* What you need to do:
From the listing below, pull out the lines that hold "INFORMATION".

* A block of data:

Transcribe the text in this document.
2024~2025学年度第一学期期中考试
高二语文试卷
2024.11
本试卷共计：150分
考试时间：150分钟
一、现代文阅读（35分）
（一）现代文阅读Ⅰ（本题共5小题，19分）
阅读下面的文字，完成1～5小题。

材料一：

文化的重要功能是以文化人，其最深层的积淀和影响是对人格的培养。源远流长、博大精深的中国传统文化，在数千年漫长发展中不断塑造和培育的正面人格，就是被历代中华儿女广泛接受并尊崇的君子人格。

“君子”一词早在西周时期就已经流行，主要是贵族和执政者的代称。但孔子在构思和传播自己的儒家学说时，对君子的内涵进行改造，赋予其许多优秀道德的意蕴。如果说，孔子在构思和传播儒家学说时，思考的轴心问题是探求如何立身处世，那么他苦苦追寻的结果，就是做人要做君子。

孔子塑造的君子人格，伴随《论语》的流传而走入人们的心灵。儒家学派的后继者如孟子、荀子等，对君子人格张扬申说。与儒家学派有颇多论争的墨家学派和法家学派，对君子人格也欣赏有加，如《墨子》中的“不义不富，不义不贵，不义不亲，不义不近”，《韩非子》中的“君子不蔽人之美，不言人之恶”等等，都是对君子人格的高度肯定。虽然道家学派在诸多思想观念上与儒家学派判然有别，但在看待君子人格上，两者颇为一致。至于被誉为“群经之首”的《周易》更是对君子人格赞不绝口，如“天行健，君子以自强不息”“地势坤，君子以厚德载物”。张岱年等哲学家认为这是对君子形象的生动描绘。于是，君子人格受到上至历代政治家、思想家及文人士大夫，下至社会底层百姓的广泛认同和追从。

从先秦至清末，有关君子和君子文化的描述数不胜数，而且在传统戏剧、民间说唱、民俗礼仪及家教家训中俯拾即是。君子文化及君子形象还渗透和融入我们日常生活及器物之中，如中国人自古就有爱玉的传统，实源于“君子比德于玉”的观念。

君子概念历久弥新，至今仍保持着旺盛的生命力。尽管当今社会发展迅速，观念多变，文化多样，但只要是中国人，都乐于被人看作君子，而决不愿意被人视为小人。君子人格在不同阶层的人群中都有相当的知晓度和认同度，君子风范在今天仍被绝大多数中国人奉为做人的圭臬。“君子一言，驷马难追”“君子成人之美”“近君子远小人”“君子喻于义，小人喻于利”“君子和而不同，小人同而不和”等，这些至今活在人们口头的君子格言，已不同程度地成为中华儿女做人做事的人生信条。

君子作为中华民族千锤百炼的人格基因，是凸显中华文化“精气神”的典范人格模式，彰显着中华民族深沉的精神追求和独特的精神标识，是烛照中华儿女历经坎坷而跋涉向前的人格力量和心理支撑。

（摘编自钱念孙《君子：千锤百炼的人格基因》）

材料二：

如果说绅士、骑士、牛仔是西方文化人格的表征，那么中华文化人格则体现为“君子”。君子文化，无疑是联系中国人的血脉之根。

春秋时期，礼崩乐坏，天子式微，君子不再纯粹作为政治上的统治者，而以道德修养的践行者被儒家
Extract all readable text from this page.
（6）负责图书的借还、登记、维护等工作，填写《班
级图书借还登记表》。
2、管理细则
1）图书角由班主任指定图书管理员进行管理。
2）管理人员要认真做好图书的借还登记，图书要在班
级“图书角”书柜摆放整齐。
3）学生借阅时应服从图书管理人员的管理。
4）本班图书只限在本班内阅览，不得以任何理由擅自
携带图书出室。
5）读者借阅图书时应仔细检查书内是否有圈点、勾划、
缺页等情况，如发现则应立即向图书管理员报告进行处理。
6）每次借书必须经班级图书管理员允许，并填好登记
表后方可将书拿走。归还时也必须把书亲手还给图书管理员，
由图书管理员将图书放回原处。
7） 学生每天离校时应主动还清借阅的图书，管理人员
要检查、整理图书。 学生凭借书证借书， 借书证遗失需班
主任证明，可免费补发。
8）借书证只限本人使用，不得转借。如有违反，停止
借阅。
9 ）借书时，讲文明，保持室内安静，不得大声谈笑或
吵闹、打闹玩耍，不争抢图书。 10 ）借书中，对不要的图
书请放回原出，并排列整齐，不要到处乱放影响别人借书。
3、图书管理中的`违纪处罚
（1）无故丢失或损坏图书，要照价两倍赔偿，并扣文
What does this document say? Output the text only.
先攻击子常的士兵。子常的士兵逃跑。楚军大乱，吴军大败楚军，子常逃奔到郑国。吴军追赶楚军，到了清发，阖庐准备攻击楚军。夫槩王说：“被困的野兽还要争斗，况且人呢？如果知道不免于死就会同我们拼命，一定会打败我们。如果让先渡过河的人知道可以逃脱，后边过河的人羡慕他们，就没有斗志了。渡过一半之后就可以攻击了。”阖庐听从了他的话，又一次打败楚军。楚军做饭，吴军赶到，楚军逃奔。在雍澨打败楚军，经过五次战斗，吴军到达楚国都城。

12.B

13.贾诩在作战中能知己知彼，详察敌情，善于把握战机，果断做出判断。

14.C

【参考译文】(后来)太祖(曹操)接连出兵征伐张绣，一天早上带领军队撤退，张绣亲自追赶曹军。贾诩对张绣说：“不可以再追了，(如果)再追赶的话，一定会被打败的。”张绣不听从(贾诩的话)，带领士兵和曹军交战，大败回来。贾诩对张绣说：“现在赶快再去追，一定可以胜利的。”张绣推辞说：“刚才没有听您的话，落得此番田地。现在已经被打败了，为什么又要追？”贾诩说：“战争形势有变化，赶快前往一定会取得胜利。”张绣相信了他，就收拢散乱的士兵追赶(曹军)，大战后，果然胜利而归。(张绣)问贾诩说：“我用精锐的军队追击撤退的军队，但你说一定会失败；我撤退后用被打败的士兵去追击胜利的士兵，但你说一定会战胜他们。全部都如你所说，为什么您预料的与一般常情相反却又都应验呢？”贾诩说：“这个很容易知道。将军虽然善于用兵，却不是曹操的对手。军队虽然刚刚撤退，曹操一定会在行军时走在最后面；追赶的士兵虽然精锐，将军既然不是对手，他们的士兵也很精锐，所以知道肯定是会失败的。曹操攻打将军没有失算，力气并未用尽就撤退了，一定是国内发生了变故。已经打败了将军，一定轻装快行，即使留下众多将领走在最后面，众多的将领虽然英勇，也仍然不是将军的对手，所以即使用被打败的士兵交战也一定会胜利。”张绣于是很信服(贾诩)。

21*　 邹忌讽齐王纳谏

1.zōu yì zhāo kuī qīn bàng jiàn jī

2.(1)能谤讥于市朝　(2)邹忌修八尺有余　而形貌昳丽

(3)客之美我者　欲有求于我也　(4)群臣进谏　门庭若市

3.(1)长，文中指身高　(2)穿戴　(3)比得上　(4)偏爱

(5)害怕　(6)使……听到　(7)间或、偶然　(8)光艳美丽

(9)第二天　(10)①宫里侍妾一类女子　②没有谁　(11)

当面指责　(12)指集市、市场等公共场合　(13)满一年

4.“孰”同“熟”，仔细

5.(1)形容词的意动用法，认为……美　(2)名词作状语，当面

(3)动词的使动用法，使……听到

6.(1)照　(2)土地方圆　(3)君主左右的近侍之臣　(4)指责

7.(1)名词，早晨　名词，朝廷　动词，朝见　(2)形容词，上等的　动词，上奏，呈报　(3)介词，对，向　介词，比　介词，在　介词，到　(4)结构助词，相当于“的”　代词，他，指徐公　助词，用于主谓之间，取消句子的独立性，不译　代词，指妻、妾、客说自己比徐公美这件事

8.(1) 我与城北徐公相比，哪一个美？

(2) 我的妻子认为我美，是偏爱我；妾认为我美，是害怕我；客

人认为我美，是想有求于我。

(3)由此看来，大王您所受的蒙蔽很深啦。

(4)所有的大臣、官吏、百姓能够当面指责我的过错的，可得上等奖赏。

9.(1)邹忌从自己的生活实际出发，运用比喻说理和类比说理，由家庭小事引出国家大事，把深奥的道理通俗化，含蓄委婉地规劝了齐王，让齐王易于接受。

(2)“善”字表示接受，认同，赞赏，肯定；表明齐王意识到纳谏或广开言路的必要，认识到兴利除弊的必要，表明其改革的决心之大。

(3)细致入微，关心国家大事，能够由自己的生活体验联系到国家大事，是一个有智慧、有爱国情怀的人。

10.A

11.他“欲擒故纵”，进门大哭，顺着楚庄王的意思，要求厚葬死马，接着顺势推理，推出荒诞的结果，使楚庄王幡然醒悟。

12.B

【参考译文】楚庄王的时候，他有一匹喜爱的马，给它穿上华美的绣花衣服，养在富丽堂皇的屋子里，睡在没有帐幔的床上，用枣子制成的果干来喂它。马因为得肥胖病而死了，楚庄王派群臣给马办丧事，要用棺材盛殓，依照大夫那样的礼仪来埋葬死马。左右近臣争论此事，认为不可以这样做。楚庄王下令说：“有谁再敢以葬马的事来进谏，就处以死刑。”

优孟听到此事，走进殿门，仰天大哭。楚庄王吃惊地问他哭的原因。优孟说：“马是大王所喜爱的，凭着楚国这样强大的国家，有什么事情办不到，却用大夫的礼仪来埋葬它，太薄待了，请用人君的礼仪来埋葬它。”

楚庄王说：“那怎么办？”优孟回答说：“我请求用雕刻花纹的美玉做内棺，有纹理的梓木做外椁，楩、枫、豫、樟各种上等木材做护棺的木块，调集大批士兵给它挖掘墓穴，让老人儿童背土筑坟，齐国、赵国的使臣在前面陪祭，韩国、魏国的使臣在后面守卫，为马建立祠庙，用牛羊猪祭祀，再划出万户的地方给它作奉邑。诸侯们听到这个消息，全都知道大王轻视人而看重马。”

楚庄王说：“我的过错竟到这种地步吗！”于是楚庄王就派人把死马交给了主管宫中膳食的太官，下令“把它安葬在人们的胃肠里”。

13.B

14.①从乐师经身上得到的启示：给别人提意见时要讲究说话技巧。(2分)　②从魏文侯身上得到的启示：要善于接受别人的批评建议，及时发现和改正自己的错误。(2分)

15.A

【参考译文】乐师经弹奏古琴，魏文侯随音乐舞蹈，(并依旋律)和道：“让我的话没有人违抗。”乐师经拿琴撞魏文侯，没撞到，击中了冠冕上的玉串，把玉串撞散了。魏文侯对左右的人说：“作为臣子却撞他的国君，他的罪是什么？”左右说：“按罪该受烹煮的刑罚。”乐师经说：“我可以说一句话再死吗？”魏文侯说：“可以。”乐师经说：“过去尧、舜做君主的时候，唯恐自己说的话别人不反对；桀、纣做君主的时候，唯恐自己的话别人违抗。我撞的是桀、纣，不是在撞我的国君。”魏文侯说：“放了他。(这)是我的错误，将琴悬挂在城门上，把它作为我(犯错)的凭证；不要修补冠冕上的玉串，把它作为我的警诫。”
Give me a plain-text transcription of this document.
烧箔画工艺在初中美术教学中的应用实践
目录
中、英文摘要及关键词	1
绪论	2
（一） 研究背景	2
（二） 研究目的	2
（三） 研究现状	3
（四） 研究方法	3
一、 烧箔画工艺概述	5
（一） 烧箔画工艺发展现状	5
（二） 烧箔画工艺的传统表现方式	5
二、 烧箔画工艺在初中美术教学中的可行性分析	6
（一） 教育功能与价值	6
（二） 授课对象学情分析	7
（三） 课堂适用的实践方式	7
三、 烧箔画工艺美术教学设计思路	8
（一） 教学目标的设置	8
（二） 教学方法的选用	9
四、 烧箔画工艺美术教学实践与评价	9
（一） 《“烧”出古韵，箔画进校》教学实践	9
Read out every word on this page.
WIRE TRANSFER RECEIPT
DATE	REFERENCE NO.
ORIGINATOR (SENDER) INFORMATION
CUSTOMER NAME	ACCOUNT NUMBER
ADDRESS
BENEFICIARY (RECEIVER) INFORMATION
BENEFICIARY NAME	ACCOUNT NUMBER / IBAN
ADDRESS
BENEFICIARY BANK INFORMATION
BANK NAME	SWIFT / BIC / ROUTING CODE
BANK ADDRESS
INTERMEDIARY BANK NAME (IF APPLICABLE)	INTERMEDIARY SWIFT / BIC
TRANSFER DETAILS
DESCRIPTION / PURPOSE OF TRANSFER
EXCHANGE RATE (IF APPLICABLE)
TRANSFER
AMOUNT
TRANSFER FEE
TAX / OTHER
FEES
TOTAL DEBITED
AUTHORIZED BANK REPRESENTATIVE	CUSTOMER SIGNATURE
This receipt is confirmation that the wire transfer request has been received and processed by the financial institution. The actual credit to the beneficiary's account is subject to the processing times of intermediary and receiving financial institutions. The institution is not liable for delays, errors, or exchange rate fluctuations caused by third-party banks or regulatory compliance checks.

* Result for this exercise:
ORIGINATOR (SENDER) INFORMATION
BENEFICIARY (RECEIVER) INFORMATION
BENEFICIARY BANK INFORMATION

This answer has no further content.